→ **WHAT IS REQUIRED**
Copy every line that contains the string "Polski" from the entries below.

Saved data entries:

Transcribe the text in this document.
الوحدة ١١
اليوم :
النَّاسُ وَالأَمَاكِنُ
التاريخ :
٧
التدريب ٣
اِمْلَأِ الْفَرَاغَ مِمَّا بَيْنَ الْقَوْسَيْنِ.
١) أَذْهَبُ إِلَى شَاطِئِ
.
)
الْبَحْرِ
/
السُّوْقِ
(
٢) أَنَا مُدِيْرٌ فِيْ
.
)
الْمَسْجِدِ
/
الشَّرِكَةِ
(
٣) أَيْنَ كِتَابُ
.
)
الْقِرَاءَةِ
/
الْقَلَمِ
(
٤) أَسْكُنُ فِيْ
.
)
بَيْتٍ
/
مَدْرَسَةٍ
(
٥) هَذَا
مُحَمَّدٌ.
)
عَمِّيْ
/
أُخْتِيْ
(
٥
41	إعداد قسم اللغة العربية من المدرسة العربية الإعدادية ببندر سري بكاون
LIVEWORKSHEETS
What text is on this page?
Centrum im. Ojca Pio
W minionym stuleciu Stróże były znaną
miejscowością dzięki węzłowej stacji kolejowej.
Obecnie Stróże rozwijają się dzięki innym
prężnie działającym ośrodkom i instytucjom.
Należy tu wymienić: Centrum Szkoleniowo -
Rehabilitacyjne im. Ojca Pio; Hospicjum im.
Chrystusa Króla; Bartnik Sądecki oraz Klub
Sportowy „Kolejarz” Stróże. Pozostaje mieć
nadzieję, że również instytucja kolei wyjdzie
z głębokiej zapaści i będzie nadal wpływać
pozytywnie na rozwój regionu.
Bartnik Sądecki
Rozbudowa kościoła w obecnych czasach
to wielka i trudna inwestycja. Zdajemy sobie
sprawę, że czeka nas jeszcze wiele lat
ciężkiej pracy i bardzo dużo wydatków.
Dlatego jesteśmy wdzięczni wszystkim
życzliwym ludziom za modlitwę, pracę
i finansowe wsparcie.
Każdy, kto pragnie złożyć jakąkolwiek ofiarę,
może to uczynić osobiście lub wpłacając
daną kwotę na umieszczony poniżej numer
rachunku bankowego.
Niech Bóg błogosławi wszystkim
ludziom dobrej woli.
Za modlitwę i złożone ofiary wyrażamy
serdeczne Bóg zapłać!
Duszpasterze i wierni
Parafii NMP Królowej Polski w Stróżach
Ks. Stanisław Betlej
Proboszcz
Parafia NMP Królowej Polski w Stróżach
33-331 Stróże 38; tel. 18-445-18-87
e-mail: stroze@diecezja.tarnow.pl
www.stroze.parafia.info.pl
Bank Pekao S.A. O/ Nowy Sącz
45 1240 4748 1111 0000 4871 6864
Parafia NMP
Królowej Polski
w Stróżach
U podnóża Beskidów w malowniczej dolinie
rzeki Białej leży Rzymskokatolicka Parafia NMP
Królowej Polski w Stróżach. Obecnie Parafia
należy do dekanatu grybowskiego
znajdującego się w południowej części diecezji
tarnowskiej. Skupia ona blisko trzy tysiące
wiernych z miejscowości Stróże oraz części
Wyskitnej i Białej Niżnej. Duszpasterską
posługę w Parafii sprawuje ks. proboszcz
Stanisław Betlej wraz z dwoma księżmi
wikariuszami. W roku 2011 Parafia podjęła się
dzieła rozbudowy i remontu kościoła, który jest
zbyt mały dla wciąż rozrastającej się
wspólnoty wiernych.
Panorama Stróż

→ **RESPONSE TO THE EXERCISE**
Parafii NMP Królowej Polski w Stróżach
Parafia NMP Królowej Polski w Stróżach
Królowej Polski
Królowej Polski w Stróżach. Obecnie Parafia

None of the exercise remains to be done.